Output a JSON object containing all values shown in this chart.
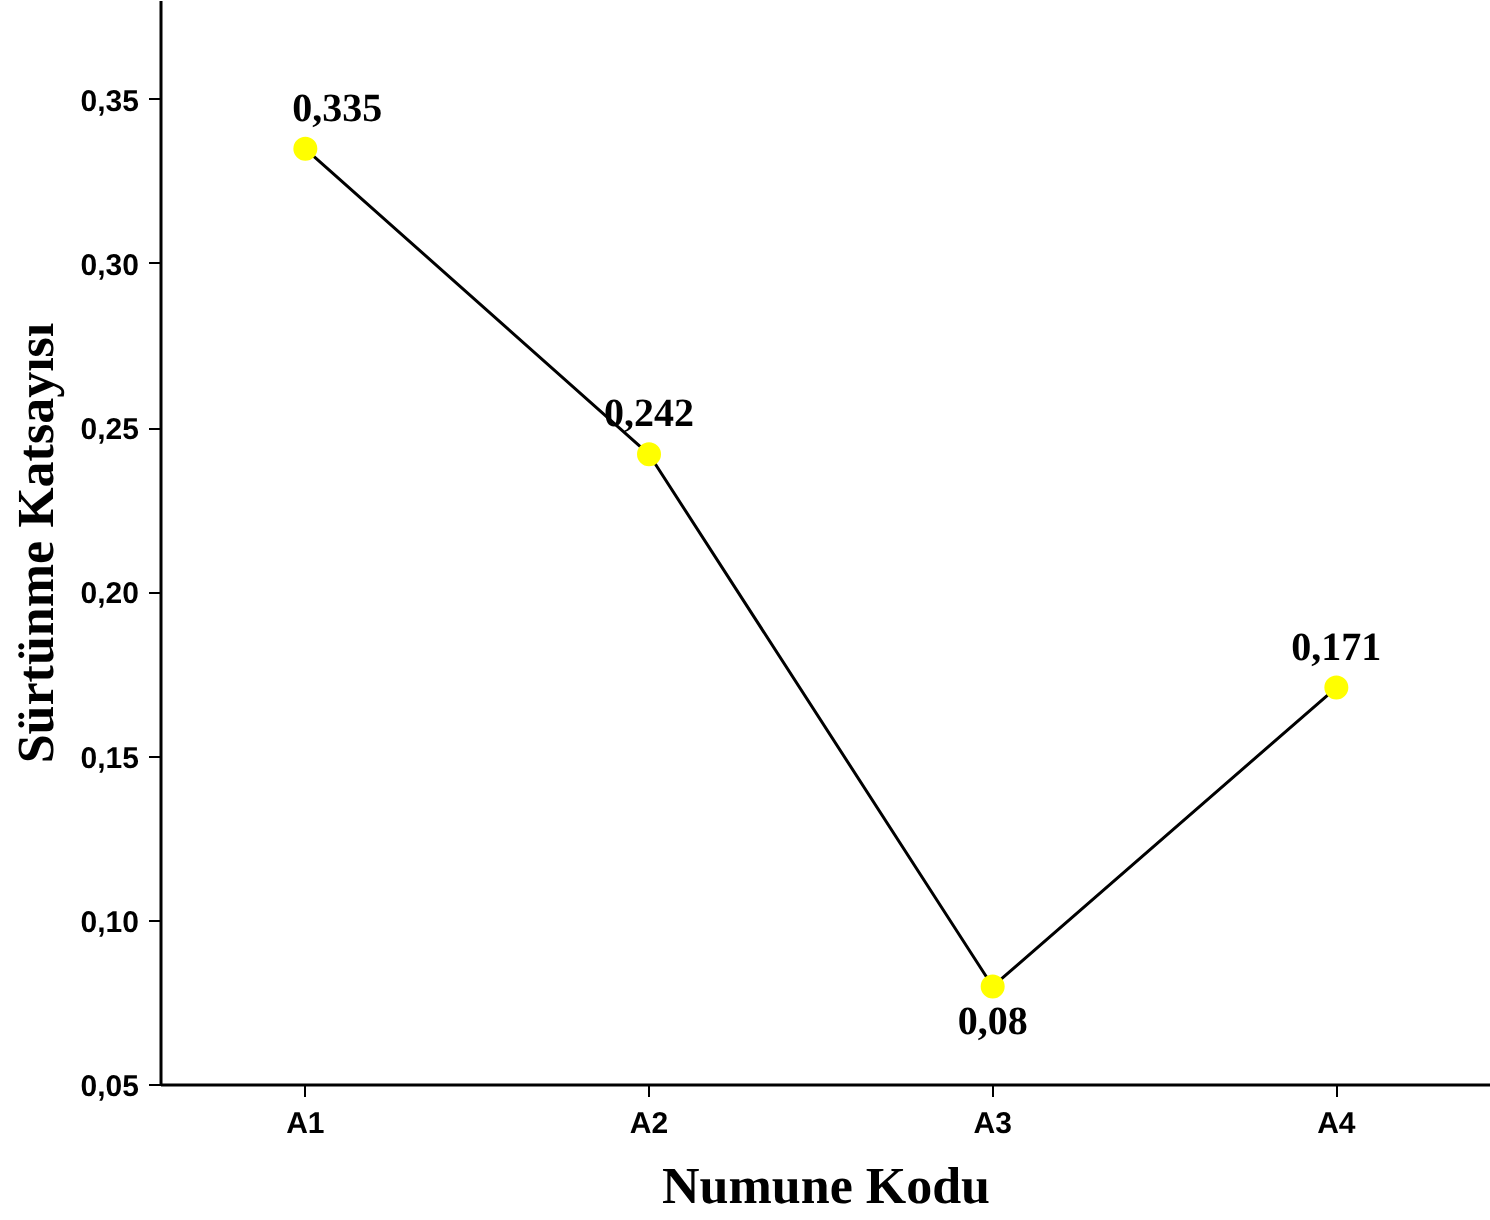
{
  "chart_data": {
    "type": "line",
    "xlabel": "Numune Kodu",
    "ylabel": "Sürtünme Katsayısı",
    "categories": [
      "A1",
      "A2",
      "A3",
      "A4"
    ],
    "series": [
      {
        "color": "#000000",
        "colors": [
          "#ffff00",
          "#ffff00",
          "#ffff00",
          "#ffff00"
        ],
        "values": [
          0.335,
          0.242,
          0.08,
          0.171
        ],
        "value_labels": [
          "0,335",
          "0,242",
          "0,08",
          "0,171"
        ]
      }
    ],
    "marker": "circle",
    "line_style": "solid",
    "grid": false,
    "ylim": [
      0.05,
      0.38
    ],
    "yticks": [
      {
        "value": 0.05,
        "label": "0,05"
      },
      {
        "value": 0.1,
        "label": "0,10"
      },
      {
        "value": 0.15,
        "label": "0,15"
      },
      {
        "value": 0.2,
        "label": "0,20"
      },
      {
        "value": 0.25,
        "label": "0,25"
      },
      {
        "value": 0.3,
        "label": "0,30"
      },
      {
        "value": 0.35,
        "label": "0,35"
      }
    ]
  }
}
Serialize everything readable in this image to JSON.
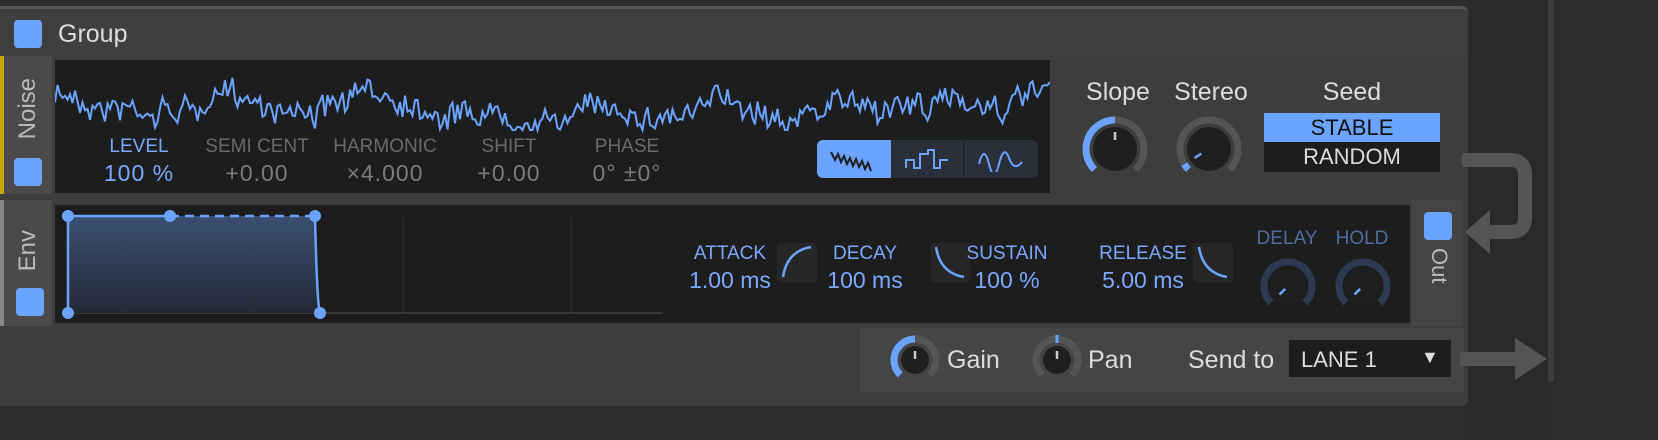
★ ★ ★ ★
> Objective: Check each line of the data above for the word "this", then state how many lines have it. Give the number alone.

> The solution: 2